## Stated task
How many lines in these records hold the string "检查TV二次回路"? Reply with the number alone.

## Provided data
-- begin --

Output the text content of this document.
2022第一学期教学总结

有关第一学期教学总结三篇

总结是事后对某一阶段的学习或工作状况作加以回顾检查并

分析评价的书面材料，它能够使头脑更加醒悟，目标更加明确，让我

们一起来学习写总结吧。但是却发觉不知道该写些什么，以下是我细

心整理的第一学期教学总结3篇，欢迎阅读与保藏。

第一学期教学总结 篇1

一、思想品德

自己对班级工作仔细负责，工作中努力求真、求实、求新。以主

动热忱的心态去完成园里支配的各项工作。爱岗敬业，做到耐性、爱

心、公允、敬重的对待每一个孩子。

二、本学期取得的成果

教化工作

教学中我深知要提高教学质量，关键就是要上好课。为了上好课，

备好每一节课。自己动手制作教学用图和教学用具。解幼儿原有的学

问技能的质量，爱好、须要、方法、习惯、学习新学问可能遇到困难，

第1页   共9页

-- end --
-- begin --

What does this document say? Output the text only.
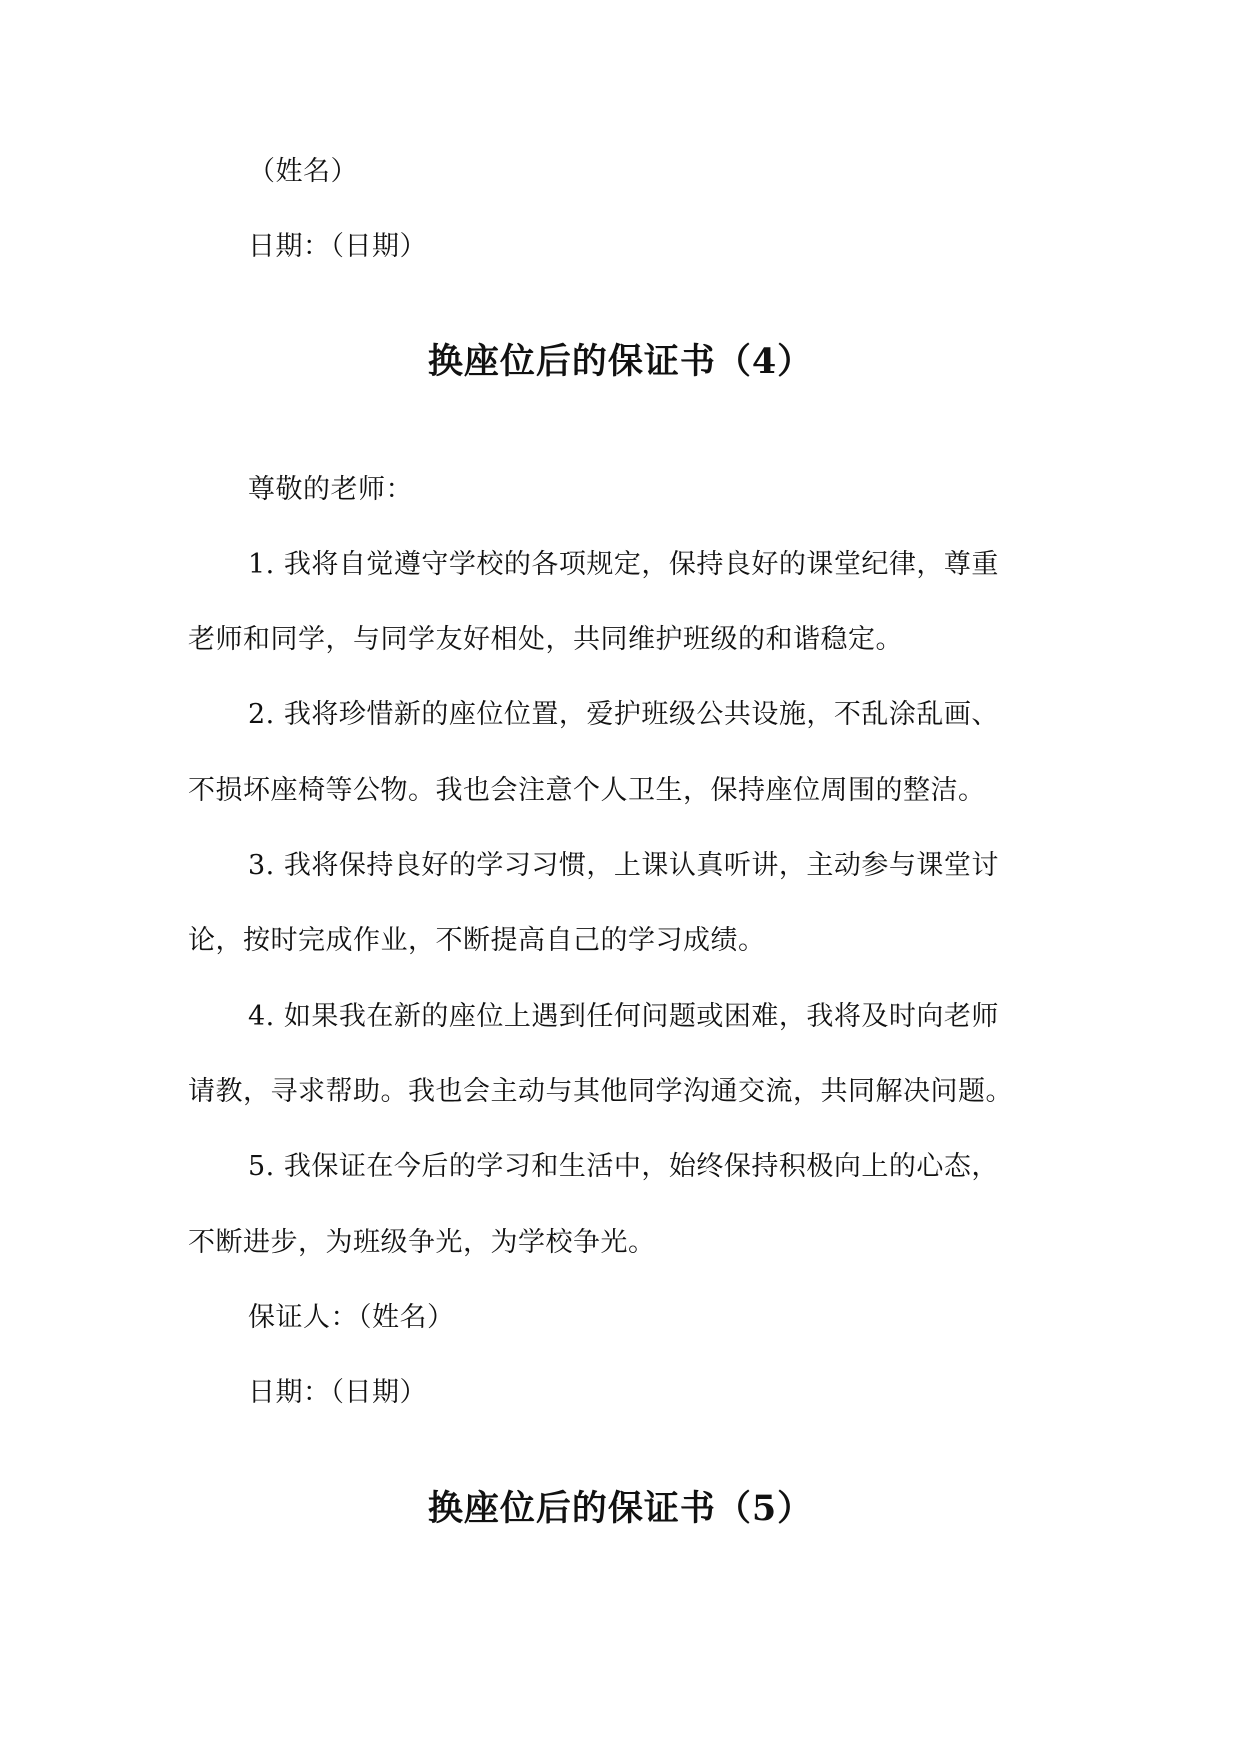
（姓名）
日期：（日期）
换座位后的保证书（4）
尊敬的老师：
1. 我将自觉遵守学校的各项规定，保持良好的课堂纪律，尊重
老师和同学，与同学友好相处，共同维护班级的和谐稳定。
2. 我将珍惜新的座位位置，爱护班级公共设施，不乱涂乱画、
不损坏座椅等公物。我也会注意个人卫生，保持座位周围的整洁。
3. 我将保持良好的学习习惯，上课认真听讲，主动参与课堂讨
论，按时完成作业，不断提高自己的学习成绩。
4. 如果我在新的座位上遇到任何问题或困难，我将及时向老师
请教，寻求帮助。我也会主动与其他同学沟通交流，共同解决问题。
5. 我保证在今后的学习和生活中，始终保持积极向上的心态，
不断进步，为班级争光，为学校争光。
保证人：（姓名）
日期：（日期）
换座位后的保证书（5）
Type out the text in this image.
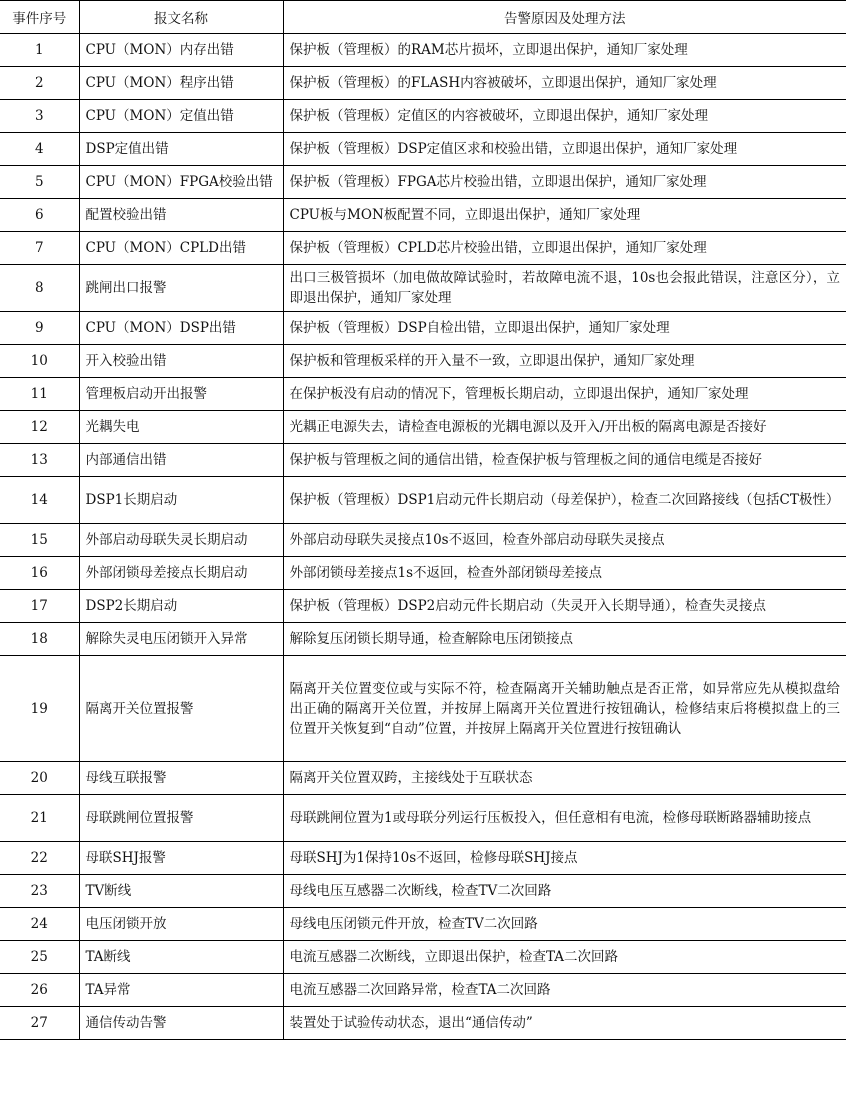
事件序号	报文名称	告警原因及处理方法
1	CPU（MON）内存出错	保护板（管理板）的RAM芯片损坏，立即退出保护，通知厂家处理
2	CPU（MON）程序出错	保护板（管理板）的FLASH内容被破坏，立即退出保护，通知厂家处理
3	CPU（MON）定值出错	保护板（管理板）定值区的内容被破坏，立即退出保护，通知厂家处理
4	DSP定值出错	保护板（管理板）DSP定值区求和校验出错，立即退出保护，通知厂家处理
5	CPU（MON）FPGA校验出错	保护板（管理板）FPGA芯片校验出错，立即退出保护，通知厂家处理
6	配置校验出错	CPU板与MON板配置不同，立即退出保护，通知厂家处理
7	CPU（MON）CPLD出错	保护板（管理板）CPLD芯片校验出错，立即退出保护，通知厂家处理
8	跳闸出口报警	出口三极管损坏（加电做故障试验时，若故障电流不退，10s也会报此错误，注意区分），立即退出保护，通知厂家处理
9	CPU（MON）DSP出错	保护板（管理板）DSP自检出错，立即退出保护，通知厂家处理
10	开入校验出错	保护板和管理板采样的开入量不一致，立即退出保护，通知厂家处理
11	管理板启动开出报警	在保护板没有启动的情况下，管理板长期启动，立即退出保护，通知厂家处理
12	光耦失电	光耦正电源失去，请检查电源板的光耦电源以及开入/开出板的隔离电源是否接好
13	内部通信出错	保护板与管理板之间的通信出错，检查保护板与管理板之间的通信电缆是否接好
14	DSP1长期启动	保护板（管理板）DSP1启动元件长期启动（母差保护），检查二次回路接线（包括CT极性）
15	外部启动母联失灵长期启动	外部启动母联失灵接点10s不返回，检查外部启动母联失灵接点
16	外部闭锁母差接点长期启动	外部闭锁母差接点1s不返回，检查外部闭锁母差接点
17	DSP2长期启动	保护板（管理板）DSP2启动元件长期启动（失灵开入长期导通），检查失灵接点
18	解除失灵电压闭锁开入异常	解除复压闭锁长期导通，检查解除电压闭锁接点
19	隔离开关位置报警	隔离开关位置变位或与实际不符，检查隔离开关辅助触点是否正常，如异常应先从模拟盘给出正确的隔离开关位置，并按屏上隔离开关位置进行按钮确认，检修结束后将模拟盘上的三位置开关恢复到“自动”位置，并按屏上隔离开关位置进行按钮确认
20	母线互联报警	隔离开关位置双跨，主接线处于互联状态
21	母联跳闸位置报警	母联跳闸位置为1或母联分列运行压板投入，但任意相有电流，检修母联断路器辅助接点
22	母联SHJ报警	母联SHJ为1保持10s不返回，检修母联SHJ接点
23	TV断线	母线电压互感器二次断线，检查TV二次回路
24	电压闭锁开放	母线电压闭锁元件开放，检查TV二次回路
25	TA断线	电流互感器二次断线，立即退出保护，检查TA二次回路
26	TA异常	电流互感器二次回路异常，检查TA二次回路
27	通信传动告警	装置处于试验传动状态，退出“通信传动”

-- end --
-- begin --

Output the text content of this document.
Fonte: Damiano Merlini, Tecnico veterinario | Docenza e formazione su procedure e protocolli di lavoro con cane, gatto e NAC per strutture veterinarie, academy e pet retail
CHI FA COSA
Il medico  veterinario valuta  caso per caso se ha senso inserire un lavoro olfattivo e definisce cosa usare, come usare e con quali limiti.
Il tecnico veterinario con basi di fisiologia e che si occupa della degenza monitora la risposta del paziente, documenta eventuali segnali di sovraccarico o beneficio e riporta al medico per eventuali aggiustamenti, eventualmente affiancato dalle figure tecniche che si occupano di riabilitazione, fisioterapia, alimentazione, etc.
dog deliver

-- end --

## Final answer
2